#### Source data
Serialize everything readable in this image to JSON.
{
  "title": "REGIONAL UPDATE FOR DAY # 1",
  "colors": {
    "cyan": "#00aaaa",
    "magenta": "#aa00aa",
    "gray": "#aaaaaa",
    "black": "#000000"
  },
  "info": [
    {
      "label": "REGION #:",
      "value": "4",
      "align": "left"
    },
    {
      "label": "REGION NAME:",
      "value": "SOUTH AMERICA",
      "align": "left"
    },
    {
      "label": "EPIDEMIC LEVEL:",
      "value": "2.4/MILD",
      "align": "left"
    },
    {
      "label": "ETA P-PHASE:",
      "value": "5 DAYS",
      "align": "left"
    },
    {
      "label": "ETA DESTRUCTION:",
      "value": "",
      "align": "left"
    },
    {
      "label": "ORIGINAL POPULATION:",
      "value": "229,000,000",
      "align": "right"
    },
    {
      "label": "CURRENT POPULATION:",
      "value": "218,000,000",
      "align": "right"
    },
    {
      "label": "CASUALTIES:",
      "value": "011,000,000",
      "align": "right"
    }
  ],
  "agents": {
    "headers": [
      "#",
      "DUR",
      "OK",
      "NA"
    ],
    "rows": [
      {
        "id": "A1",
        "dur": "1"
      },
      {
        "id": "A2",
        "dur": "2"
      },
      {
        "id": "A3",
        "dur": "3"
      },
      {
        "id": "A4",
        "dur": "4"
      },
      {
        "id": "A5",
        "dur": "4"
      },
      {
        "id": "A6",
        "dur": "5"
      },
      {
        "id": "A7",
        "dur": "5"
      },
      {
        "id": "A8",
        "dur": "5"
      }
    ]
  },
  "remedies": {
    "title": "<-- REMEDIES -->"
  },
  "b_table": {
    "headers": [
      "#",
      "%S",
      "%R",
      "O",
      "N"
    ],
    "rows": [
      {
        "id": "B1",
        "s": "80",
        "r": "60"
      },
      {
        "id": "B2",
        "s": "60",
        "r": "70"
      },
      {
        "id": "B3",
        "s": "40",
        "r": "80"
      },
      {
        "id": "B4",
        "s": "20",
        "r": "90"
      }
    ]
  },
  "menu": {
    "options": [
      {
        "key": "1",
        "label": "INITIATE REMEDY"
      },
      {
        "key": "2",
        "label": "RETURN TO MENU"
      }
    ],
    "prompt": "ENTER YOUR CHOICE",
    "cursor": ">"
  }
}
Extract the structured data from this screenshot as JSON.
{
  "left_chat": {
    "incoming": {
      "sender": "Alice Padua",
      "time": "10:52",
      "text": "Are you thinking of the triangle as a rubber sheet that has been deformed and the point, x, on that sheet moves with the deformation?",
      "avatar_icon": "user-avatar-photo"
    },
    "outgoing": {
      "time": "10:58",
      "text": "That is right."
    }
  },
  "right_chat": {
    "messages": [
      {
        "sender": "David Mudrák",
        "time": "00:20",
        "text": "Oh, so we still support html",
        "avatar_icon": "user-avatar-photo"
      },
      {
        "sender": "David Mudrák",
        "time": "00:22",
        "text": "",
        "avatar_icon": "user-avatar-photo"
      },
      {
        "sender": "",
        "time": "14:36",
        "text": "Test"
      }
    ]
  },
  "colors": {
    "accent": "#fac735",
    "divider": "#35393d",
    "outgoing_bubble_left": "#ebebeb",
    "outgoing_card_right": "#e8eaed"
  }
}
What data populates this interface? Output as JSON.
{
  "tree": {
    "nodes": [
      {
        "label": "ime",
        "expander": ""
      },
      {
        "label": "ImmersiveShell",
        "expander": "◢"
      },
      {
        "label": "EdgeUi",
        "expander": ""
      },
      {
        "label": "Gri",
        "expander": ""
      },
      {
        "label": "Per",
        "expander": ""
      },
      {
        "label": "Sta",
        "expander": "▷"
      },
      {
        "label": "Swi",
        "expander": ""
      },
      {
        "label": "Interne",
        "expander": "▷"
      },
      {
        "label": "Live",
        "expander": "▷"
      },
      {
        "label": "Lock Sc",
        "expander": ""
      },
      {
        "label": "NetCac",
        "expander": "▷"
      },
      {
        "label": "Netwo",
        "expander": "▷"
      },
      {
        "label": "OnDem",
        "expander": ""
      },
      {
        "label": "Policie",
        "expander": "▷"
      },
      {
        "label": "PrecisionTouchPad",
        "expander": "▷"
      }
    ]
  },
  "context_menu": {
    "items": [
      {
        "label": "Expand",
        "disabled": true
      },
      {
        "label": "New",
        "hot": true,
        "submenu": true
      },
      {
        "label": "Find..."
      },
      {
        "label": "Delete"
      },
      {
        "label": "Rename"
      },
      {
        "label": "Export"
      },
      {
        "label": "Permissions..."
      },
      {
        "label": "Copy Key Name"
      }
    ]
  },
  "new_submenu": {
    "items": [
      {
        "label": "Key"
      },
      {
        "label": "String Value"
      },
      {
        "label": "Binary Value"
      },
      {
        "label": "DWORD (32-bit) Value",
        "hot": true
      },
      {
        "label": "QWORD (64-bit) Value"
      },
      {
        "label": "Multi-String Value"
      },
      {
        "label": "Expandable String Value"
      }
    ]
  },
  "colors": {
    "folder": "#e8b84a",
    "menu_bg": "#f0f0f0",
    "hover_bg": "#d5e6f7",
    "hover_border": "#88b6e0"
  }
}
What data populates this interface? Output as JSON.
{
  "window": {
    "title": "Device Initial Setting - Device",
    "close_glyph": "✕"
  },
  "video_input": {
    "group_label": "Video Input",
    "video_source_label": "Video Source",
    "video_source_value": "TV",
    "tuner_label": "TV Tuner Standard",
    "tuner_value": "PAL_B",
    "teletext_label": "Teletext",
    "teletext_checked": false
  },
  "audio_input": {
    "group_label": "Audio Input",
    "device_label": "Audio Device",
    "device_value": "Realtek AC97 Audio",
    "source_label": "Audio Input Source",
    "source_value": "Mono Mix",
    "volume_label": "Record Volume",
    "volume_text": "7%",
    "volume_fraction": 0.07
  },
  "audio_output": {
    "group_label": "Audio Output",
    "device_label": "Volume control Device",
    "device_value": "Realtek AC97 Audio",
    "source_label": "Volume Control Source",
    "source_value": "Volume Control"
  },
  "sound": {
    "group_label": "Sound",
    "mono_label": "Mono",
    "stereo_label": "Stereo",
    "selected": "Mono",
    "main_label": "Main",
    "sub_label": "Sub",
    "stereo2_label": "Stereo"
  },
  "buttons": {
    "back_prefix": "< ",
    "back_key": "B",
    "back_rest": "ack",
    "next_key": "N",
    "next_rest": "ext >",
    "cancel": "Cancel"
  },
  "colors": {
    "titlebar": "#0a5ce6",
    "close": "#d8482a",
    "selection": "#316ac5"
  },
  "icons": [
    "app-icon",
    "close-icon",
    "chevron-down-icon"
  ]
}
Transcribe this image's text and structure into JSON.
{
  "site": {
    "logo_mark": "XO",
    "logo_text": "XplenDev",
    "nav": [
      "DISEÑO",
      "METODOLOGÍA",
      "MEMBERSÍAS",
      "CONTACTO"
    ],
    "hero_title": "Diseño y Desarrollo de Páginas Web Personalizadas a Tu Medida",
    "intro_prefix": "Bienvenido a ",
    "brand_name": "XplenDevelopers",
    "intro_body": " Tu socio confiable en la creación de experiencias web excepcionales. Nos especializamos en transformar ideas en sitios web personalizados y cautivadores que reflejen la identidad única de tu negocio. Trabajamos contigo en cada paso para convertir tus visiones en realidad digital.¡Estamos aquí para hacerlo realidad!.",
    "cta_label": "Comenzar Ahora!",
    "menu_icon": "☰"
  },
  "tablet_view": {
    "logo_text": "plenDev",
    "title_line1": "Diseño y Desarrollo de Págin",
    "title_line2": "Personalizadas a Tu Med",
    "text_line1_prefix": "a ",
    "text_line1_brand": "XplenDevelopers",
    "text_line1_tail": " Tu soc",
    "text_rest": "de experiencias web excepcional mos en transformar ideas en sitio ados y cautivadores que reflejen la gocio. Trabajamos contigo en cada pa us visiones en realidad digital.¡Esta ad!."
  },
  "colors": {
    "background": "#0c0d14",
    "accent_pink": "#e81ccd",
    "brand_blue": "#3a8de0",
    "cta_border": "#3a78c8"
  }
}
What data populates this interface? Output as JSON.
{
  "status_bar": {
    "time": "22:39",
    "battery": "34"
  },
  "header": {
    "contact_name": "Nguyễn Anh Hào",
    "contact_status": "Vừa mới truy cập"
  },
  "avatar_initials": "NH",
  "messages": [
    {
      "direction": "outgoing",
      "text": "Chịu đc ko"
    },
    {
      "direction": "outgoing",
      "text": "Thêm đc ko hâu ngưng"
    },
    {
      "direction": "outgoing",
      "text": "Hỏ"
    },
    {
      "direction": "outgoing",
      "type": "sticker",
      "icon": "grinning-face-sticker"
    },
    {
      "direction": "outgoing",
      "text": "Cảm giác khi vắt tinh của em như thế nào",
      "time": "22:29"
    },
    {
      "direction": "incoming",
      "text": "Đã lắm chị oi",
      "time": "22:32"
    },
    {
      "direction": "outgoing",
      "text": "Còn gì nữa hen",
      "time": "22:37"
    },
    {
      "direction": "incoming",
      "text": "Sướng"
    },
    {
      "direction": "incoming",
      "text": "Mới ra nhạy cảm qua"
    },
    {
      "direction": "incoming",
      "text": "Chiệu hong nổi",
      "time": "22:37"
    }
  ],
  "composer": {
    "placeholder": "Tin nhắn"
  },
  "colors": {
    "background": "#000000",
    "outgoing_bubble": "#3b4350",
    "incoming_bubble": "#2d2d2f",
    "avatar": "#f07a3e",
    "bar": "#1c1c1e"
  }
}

#### Request
Take every line above carrying "String" and return it.

#### The solution
        "label": "String Value"
        "label": "Multi-String Value"
        "label": "Expandable String Value"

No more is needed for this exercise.